What the task requires
Your task is to reproduce the material exactly.

═══ Provided data ═══

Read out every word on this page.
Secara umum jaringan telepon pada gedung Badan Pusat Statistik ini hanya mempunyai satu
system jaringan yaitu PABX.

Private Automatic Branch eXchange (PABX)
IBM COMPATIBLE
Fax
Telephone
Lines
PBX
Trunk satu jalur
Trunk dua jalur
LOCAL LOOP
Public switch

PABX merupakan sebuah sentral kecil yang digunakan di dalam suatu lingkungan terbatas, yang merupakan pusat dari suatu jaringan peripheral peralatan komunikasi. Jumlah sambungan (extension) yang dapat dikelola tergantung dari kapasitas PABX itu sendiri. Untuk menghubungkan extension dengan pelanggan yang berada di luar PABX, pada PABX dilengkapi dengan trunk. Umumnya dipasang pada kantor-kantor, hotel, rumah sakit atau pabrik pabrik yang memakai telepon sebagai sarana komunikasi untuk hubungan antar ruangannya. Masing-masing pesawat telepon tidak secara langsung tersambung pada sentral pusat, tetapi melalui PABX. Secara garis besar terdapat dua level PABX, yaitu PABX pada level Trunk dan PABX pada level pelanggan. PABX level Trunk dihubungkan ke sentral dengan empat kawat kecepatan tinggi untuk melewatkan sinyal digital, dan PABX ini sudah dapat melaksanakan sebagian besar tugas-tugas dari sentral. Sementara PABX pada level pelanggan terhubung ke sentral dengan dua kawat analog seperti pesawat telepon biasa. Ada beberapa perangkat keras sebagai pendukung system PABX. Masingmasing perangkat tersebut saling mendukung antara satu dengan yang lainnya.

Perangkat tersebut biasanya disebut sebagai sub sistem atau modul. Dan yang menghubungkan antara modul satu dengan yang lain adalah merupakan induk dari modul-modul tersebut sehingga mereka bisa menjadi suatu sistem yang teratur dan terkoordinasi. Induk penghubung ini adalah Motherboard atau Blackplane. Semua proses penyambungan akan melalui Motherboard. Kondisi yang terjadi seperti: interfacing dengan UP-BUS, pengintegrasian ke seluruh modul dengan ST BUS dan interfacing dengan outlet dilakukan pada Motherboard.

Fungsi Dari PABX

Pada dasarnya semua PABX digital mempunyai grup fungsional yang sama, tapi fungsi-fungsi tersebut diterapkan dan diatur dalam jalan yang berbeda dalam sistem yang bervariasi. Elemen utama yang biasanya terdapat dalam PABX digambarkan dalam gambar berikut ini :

═══

Solution to this problem
Read out every word on this page.
Secara umum jaringan telepon pada gedung Badan Pusat Statistik ini hanya mempunyai satu
system jaringan yaitu PABX.

Private Automatic Branch eXchange (PABX)
IBM COMPATIBLE
Fax
Telephone
Lines
PBX
Trunk satu jalur
Trunk dua jalur
LOCAL LOOP
Public switch

PABX merupakan sebuah sentral kecil yang digunakan di dalam suatu lingkungan terbatas, yang merupakan pusat dari suatu jaringan peripheral peralatan komunikasi. Jumlah sambungan (extension) yang dapat dikelola tergantung dari kapasitas PABX itu sendiri. Untuk menghubungkan extension dengan pelanggan yang berada di luar PABX, pada PABX dilengkapi dengan trunk. Umumnya dipasang pada kantor-kantor, hotel, rumah sakit atau pabrik pabrik yang memakai telepon sebagai sarana komunikasi untuk hubungan antar ruangannya. Masing-masing pesawat telepon tidak secara langsung tersambung pada sentral pusat, tetapi melalui PABX. Secara garis besar terdapat dua level PABX, yaitu PABX pada level Trunk dan PABX pada level pelanggan. PABX level Trunk dihubungkan ke sentral dengan empat kawat kecepatan tinggi untuk melewatkan sinyal digital, dan PABX ini sudah dapat melaksanakan sebagian besar tugas-tugas dari sentral. Sementara PABX pada level pelanggan terhubung ke sentral dengan dua kawat analog seperti pesawat telepon biasa. Ada beberapa perangkat keras sebagai pendukung system PABX. Masingmasing perangkat tersebut saling mendukung antara satu dengan yang lainnya.

Perangkat tersebut biasanya disebut sebagai sub sistem atau modul. Dan yang menghubungkan antara modul satu dengan yang lain adalah merupakan induk dari modul-modul tersebut sehingga mereka bisa menjadi suatu sistem yang teratur dan terkoordinasi. Induk penghubung ini adalah Motherboard atau Blackplane. Semua proses penyambungan akan melalui Motherboard. Kondisi yang terjadi seperti: interfacing dengan UP-BUS, pengintegrasian ke seluruh modul dengan ST BUS dan interfacing dengan outlet dilakukan pada Motherboard.

Fungsi Dari PABX

Pada dasarnya semua PABX digital mempunyai grup fungsional yang sama, tapi fungsi-fungsi tersebut diterapkan dan diatur dalam jalan yang berbeda dalam sistem yang bervariasi. Elemen utama yang biasanya terdapat dalam PABX digambarkan dalam gambar berikut ini :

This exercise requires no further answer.